WHAT YOU SHOULD DO
Return each line of the data below verbatim; pictures are to be left out.

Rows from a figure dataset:
____
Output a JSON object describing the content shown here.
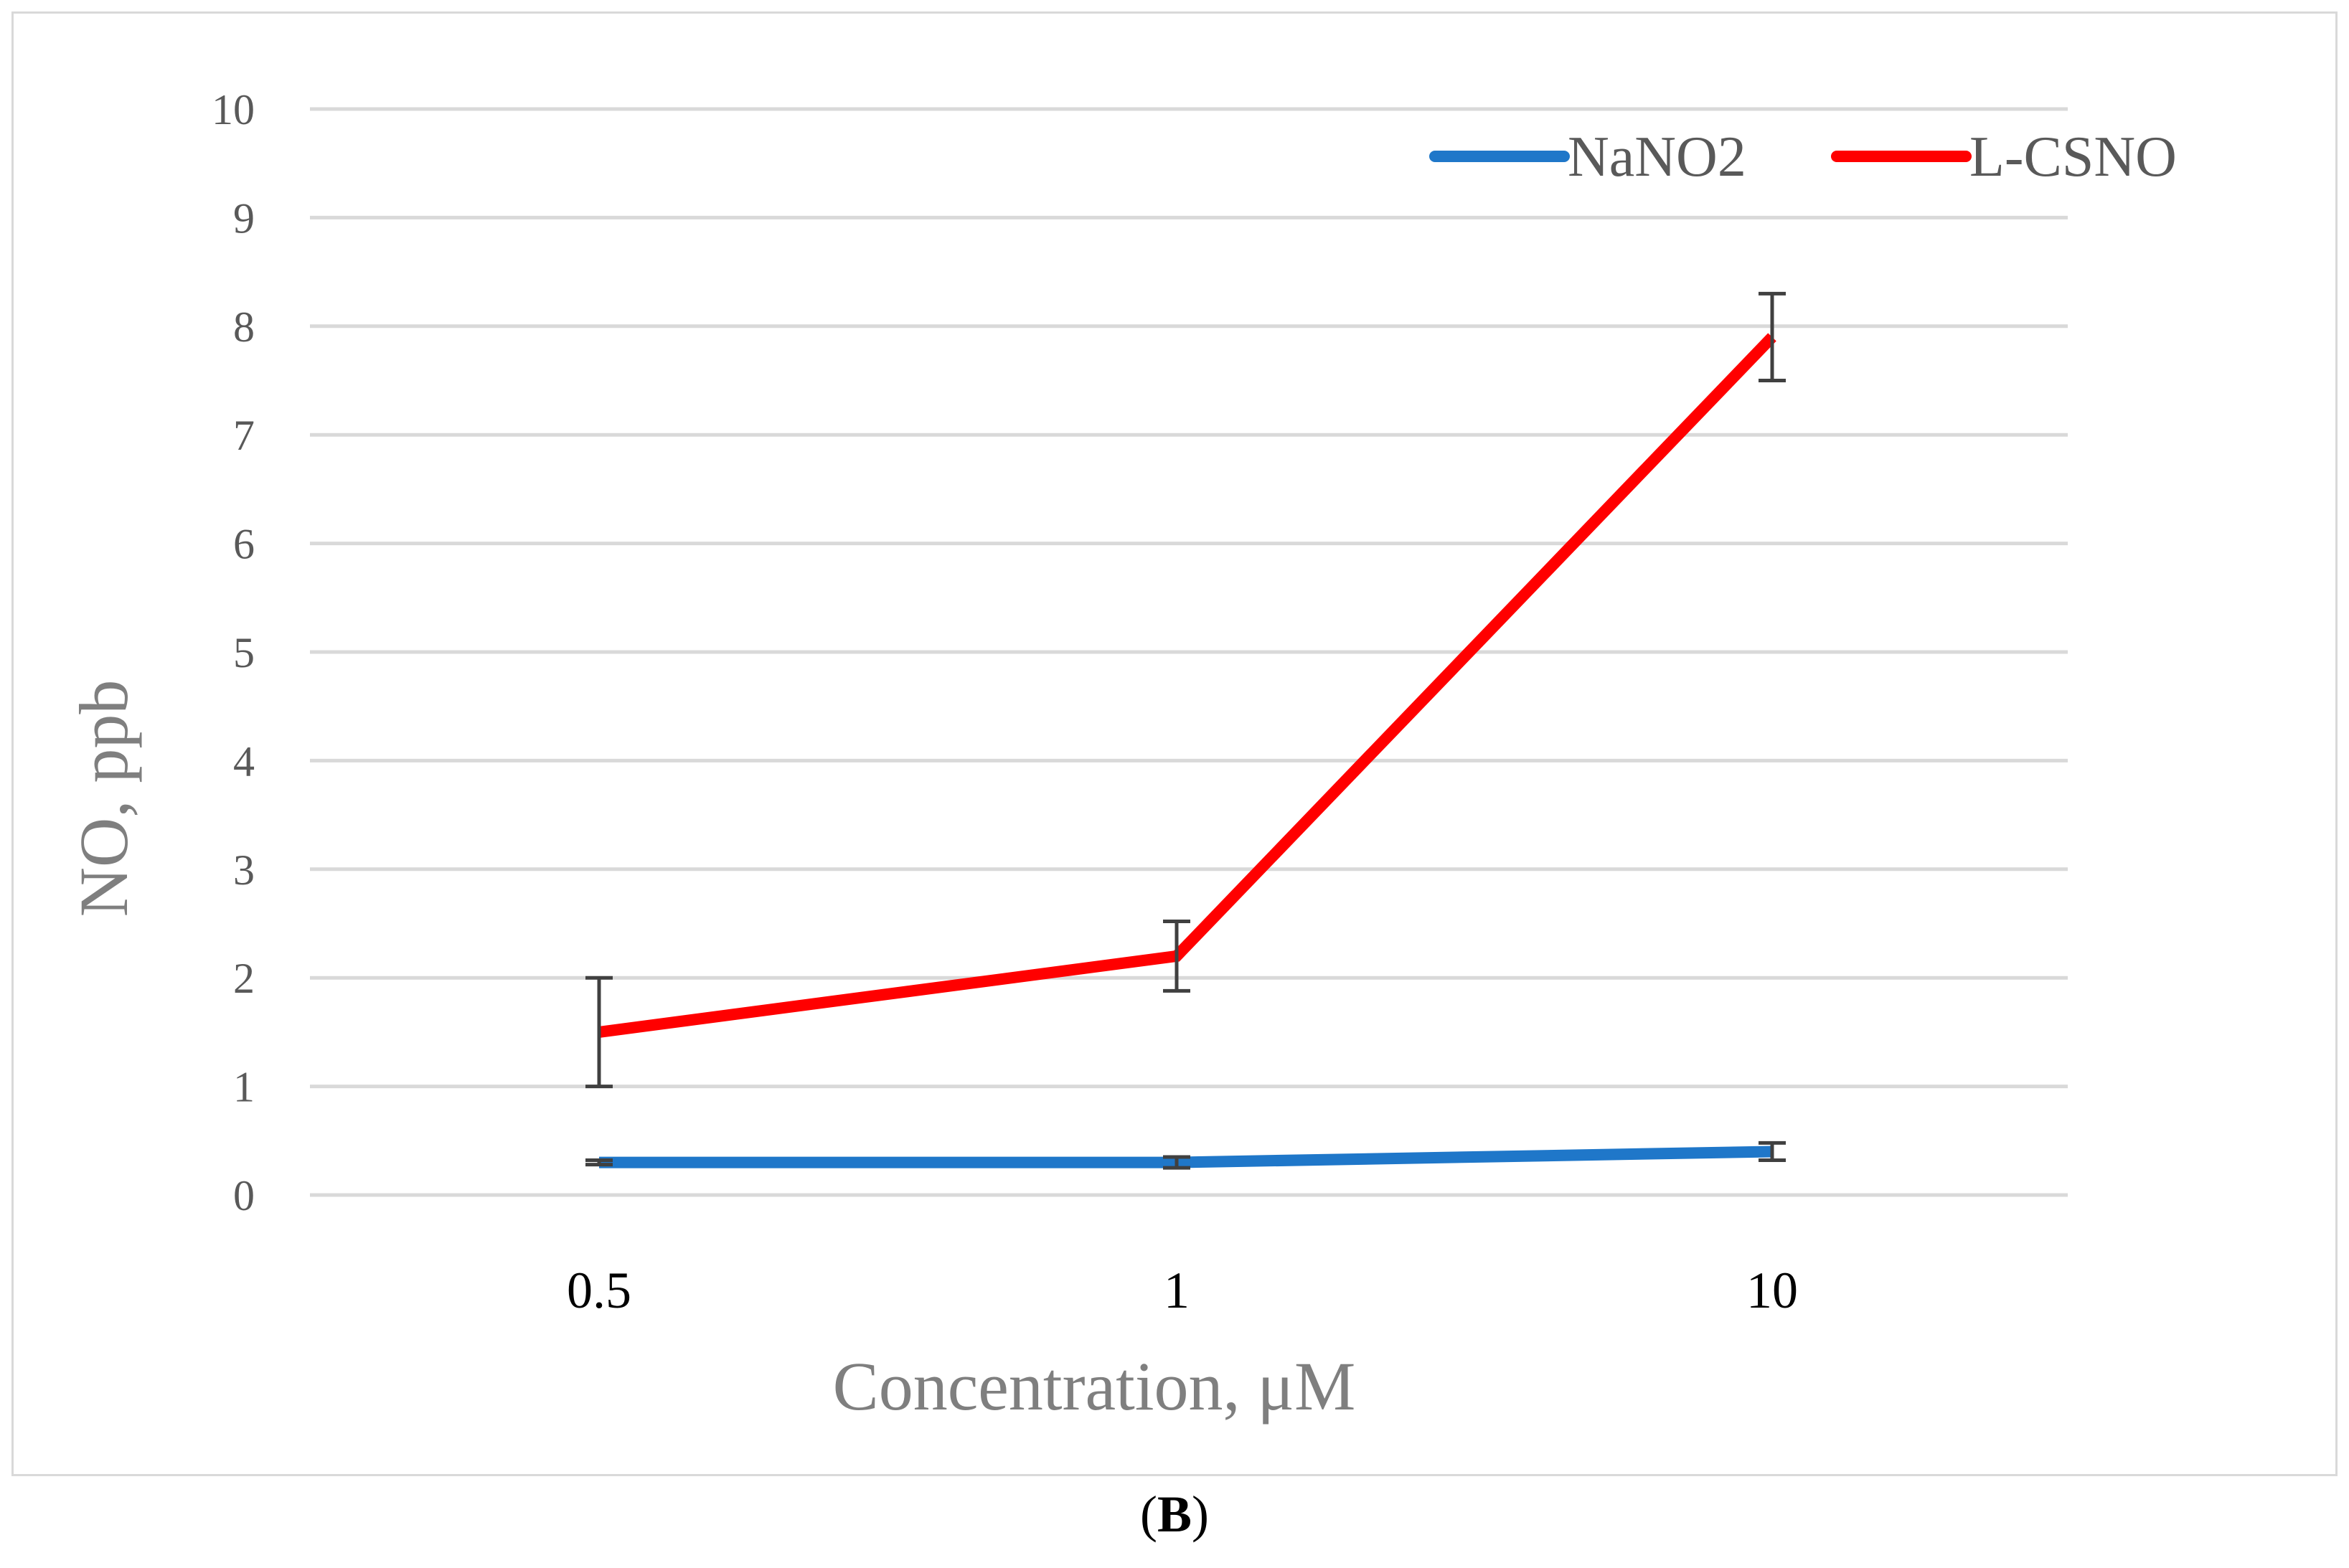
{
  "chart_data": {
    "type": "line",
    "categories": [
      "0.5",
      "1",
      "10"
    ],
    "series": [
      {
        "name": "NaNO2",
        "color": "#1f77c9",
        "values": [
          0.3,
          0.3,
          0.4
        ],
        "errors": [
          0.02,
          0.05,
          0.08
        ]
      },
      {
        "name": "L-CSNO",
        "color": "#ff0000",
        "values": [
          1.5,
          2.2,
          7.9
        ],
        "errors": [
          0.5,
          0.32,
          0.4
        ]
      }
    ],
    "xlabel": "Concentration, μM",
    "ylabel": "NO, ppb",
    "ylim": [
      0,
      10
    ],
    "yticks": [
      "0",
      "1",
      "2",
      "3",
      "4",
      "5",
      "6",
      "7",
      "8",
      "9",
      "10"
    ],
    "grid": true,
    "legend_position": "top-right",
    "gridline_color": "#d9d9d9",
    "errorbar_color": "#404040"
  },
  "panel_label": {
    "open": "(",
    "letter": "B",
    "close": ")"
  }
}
____
WRITTEN RESPONSE
Output a JSON object describing the content shown here.
{
  "chart_data": {
    "type": "line",
    "categories": [
      "0.5",
      "1",
      "10"
    ],
    "series": [
      {
        "name": "NaNO2",
        "color": "#1f77c9",
        "values": [
          0.3,
          0.3,
          0.4
        ],
        "errors": [
          0.02,
          0.05,
          0.08
        ]
      },
      {
        "name": "L-CSNO",
        "color": "#ff0000",
        "values": [
          1.5,
          2.2,
          7.9
        ],
        "errors": [
          0.5,
          0.32,
          0.4
        ]
      }
    ],
    "xlabel": "Concentration, μM",
    "ylabel": "NO, ppb",
    "ylim": [
      0,
      10
    ],
    "yticks": [
      "0",
      "1",
      "2",
      "3",
      "4",
      "5",
      "6",
      "7",
      "8",
      "9",
      "10"
    ],
    "grid": true,
    "legend_position": "top-right",
    "gridline_color": "#d9d9d9",
    "errorbar_color": "#404040"
  },
  "panel_label": {
    "open": "(",
    "letter": "B",
    "close": ")"
  }
}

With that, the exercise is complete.